--- START Task inputs ---

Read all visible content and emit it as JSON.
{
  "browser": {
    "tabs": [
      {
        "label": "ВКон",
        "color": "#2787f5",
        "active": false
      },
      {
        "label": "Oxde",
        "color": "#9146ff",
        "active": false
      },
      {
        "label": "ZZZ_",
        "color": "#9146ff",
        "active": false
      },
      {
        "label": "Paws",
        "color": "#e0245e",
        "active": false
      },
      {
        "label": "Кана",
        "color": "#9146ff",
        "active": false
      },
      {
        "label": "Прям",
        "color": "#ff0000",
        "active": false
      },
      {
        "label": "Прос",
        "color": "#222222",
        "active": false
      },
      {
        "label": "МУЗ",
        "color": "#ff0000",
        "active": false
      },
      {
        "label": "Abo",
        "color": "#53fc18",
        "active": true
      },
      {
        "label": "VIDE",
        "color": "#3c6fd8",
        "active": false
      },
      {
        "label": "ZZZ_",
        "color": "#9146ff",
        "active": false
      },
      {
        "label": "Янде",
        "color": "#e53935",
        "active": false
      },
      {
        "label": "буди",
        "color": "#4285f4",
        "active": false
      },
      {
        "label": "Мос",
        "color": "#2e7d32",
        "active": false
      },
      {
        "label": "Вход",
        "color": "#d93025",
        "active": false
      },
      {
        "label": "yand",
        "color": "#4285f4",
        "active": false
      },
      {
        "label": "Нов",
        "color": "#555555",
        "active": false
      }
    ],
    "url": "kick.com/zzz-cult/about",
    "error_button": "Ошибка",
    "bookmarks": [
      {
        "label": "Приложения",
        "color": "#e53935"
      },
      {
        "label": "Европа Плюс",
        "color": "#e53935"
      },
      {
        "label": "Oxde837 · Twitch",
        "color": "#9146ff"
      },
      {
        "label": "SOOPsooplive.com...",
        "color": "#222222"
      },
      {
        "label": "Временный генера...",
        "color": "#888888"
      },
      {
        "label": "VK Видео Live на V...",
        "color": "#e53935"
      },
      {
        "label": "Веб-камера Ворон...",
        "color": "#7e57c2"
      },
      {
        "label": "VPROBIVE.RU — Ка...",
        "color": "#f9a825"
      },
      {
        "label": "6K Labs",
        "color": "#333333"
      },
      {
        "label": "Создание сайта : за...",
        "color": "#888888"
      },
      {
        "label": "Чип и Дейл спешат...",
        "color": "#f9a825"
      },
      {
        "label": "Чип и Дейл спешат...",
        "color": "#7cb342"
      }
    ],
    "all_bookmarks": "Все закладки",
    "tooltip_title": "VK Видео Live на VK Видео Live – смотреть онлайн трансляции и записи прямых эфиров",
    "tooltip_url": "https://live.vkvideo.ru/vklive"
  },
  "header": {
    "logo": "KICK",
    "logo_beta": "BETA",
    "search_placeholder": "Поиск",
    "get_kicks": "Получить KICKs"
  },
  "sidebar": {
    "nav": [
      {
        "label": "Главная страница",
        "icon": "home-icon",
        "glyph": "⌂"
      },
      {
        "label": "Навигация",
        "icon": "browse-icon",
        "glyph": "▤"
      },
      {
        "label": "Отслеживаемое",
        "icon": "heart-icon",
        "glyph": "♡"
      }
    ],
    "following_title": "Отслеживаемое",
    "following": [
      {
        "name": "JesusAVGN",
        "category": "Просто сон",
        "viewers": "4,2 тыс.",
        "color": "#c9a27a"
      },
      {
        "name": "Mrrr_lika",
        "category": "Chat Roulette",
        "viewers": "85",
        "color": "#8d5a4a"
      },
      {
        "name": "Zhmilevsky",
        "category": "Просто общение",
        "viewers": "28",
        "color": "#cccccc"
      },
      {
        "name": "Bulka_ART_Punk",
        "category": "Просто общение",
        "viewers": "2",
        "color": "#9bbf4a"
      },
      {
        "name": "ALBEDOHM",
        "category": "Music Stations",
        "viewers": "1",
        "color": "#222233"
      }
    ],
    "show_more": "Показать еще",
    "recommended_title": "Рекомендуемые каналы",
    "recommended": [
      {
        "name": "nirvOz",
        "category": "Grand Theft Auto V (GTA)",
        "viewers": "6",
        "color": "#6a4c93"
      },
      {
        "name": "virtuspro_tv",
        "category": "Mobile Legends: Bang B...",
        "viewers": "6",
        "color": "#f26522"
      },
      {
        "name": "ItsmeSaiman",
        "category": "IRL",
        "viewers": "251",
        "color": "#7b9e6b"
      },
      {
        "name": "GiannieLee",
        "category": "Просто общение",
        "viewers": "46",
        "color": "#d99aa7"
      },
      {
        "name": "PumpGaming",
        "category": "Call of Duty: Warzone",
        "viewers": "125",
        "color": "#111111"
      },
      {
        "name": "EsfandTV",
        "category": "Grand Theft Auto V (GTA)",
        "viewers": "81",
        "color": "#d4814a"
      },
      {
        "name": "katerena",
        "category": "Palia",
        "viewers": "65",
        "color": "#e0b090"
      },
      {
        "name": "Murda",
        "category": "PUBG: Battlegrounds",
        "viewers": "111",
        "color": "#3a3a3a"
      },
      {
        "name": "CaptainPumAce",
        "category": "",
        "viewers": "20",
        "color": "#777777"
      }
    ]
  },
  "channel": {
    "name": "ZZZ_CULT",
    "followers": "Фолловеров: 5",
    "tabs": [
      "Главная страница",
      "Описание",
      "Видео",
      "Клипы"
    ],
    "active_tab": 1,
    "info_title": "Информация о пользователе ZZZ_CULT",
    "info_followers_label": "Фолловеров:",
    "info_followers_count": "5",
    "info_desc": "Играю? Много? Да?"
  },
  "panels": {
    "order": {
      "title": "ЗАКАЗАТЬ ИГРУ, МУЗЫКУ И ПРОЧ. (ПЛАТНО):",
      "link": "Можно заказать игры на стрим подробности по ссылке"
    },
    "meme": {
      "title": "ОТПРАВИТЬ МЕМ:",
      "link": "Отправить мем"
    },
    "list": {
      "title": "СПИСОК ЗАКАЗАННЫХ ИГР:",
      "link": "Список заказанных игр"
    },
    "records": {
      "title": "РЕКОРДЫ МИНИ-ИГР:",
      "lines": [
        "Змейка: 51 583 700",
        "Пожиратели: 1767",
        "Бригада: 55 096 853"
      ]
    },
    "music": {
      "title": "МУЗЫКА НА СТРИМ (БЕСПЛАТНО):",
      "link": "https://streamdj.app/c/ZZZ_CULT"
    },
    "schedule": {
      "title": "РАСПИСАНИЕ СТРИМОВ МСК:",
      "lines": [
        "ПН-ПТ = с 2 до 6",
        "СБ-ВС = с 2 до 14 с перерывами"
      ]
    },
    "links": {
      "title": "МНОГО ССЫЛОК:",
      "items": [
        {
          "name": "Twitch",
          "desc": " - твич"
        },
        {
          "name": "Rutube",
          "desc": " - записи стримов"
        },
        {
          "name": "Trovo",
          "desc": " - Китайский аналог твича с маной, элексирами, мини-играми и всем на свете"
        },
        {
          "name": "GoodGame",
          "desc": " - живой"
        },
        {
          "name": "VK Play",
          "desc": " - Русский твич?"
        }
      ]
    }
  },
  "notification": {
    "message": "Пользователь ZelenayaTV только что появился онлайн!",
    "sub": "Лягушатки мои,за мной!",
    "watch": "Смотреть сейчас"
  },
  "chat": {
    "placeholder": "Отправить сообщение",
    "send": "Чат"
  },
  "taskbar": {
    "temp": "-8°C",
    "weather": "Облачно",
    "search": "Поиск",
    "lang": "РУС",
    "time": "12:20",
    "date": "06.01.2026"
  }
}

--- END Task inputs ---
--- START Task inputs ---

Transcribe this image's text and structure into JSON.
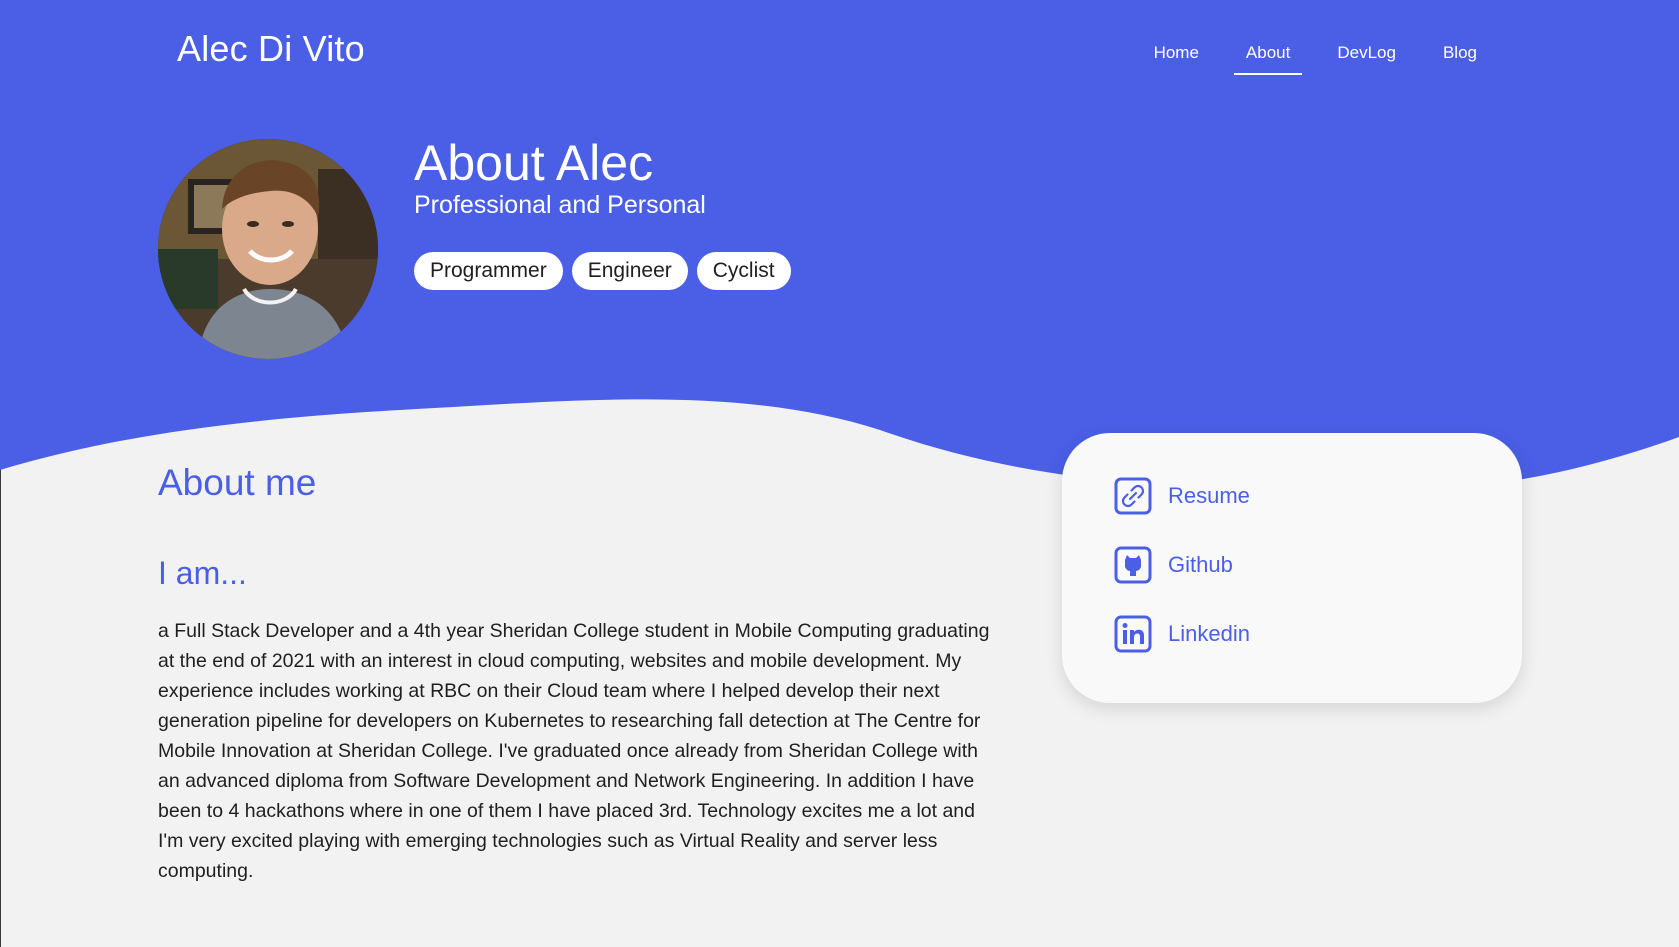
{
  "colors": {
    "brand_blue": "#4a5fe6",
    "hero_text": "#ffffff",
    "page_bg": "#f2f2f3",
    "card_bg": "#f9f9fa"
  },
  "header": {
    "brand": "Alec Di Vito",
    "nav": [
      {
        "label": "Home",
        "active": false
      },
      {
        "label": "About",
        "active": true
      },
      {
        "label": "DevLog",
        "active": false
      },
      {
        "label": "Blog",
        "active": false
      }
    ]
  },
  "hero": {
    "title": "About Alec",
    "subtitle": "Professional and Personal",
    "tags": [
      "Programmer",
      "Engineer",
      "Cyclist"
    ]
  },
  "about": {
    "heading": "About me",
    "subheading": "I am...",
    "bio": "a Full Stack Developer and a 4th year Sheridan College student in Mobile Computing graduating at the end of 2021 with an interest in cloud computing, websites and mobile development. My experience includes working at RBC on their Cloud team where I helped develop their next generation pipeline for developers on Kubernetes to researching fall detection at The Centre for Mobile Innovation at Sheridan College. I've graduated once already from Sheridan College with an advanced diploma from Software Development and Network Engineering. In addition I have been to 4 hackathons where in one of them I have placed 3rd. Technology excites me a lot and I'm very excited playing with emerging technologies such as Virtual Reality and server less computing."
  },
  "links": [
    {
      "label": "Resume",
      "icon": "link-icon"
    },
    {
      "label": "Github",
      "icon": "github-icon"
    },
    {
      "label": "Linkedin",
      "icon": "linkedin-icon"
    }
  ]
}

--- END Task inputs ---
--- START Task inputs ---

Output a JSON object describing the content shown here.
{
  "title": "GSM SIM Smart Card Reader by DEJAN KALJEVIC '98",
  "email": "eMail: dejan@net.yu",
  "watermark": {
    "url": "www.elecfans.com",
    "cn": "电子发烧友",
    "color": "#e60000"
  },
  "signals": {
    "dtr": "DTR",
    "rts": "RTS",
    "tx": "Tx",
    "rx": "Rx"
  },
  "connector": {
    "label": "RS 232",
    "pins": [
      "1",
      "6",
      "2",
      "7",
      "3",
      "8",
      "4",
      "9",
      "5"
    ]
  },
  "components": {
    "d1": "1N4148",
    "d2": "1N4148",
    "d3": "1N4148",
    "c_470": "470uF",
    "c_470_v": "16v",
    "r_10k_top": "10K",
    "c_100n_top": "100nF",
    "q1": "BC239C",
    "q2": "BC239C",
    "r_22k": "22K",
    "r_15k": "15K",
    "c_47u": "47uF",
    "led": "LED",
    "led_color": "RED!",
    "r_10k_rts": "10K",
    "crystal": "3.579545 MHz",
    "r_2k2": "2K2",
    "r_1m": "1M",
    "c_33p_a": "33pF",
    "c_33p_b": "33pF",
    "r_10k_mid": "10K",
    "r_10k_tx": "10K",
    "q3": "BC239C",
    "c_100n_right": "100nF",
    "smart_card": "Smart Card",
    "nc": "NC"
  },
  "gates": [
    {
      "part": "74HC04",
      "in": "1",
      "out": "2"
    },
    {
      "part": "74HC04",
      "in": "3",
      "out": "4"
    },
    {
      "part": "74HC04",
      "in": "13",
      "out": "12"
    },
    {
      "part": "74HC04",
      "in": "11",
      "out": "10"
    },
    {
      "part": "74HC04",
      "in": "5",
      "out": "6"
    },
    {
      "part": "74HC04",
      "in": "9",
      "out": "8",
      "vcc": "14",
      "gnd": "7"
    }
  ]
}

--- END Task inputs ---

Problem requirements:
Tally the lines of the preceding listing in which the word "Smart" appears; state nothing but the total.

Result of the exercise:
2